- _Description of the task_
Copy out all lines carrying the word "file".

- _The records_
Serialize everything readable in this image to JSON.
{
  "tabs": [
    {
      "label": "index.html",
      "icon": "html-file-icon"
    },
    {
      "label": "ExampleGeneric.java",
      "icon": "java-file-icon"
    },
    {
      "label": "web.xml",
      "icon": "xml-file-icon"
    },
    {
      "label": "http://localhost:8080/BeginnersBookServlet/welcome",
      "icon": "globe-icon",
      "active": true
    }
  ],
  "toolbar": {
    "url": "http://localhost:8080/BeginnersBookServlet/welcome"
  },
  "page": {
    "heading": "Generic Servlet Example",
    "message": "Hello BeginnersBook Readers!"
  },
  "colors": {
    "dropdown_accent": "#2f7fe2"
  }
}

--

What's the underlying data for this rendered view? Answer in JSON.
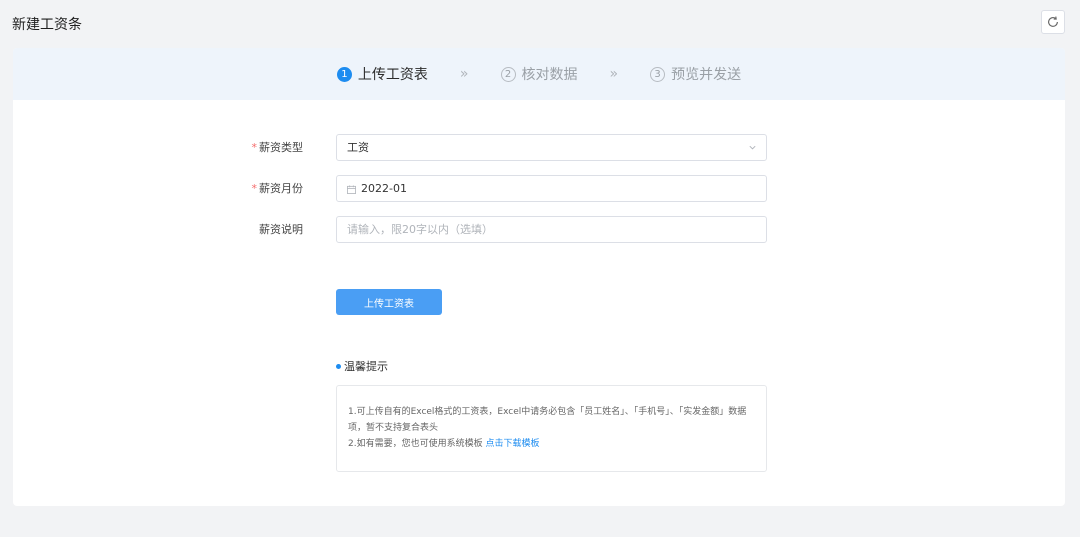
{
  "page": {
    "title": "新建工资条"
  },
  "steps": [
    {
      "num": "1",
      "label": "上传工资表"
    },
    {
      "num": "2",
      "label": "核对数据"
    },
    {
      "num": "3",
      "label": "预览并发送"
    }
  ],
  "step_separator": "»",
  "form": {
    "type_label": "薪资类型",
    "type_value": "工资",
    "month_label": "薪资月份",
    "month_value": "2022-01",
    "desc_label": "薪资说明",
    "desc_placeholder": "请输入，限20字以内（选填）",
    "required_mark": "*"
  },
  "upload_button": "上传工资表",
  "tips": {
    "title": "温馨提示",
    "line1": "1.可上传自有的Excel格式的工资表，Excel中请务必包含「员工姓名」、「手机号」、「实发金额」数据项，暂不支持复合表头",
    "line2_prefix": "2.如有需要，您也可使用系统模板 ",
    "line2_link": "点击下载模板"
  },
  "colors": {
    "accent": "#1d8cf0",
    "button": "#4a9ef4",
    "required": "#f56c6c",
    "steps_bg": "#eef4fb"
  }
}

- _Exercise answer_
      "icon": "html-file-icon"
      "icon": "java-file-icon"
      "icon": "xml-file-icon"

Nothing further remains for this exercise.